请逐字誊写下方清单中自含有“y-tick-label: 40 <box>1263 288 1280 305</box>”的一行起、至含有“chart-title: July Rate-Cut”的一行止的各行，首尾两行均须包括在内。
★ ★ ★ ★ ★
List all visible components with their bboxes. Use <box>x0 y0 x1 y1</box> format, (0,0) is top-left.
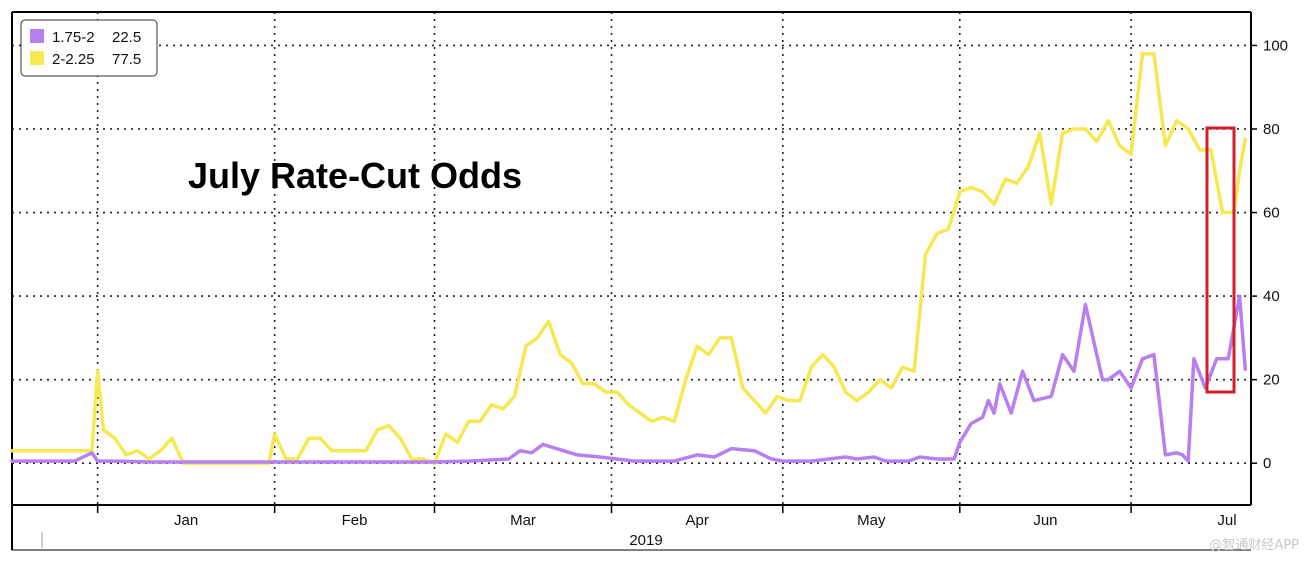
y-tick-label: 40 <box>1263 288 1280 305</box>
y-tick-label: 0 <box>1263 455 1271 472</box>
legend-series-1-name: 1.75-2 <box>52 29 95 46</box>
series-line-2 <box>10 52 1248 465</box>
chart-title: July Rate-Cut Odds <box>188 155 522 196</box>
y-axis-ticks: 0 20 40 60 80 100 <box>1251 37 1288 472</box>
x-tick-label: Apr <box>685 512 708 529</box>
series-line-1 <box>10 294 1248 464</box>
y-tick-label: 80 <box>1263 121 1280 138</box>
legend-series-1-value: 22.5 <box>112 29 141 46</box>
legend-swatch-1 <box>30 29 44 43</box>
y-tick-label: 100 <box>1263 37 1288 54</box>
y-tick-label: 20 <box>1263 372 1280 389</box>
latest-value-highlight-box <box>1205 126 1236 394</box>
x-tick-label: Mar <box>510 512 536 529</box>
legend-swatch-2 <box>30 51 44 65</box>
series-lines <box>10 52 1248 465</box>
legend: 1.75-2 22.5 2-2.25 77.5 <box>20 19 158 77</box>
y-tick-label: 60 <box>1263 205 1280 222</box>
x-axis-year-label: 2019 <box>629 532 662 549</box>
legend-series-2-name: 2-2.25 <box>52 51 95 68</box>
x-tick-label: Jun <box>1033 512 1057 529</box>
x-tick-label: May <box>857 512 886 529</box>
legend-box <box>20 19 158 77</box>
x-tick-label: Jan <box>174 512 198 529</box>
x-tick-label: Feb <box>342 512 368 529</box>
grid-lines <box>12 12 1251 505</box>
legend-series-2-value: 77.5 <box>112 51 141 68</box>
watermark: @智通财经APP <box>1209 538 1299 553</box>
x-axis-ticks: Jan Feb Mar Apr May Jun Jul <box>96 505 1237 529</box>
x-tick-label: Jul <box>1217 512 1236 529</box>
★ ★ ★ ★ ★
习题解答
y-tick-label: 40 <box>1263 288 1280 305</box>
y-tick-label: 0 <box>1263 455 1271 472</box>
legend-series-1-name: 1.75-2 <box>52 29 95 46</box>
series-line-2 <box>10 52 1248 465</box>
chart-title: July Rate-Cut Odds <box>188 155 522 196</box>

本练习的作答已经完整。